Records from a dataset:
########

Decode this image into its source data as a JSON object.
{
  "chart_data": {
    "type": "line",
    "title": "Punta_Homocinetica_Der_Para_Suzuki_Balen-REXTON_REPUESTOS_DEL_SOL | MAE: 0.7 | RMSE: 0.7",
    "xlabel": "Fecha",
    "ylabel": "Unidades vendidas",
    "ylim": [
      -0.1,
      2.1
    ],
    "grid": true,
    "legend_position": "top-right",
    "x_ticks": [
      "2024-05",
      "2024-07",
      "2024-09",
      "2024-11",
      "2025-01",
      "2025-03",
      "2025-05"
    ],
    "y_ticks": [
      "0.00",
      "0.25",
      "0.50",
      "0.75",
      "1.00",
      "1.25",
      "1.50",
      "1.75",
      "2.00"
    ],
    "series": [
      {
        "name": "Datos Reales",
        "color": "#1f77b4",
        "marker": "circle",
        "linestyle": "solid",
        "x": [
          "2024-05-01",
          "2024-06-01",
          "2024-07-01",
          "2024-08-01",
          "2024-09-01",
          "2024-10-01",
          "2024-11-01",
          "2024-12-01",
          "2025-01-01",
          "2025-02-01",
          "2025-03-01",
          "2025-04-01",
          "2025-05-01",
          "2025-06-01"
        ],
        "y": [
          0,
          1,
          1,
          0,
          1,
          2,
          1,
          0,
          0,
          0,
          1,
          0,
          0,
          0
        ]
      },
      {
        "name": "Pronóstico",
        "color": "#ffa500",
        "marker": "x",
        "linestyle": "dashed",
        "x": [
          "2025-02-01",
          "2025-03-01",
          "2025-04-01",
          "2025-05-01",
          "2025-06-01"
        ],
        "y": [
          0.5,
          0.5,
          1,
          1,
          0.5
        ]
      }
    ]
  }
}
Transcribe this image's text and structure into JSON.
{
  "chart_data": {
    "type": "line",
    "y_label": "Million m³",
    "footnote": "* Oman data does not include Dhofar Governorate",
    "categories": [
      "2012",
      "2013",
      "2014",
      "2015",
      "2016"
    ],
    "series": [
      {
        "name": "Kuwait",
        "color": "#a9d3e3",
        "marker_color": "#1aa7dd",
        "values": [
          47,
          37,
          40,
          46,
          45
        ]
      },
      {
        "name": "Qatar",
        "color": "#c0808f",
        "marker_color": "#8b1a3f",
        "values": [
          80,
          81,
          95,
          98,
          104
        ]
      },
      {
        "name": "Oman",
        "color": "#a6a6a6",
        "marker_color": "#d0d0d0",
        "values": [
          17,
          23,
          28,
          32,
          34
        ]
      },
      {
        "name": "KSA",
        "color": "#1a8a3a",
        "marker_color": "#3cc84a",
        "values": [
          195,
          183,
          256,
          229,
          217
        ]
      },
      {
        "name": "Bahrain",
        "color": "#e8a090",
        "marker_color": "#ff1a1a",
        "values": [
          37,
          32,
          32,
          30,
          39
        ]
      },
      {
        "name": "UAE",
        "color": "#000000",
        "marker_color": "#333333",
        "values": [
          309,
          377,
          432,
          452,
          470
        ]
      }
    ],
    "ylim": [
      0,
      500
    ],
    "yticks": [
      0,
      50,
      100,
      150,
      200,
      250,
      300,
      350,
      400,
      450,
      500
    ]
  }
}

########

Every line from the one containing "Transcribe this image's" through the last line of the entries must be written out verbatim, and no other line.

Transcribe this image's text and structure into JSON.
{
  "chart_data": {
    "type": "line",
    "y_label": "Million m³",
    "footnote": "* Oman data does not include Dhofar Governorate",
    "categories": [
      "2012",
      "2013",
      "2014",
      "2015",
      "2016"
    ],
    "series": [
      {
        "name": "Kuwait",
        "color": "#a9d3e3",
        "marker_color": "#1aa7dd",
        "values": [
          47,
          37,
          40,
          46,
          45
        ]
      },
      {
        "name": "Qatar",
        "color": "#c0808f",
        "marker_color": "#8b1a3f",
        "values": [
          80,
          81,
          95,
          98,
          104
        ]
      },
      {
        "name": "Oman",
        "color": "#a6a6a6",
        "marker_color": "#d0d0d0",
        "values": [
          17,
          23,
          28,
          32,
          34
        ]
      },
      {
        "name": "KSA",
        "color": "#1a8a3a",
        "marker_color": "#3cc84a",
        "values": [
          195,
          183,
          256,
          229,
          217
        ]
      },
      {
        "name": "Bahrain",
        "color": "#e8a090",
        "marker_color": "#ff1a1a",
        "values": [
          37,
          32,
          32,
          30,
          39
        ]
      },
      {
        "name": "UAE",
        "color": "#000000",
        "marker_color": "#333333",
        "values": [
          309,
          377,
          432,
          452,
          470
        ]
      }
    ],
    "ylim": [
      0,
      500
    ],
    "yticks": [
      0,
      50,
      100,
      150,
      200,
      250,
      300,
      350,
      400,
      450,
      500
    ]
  }
}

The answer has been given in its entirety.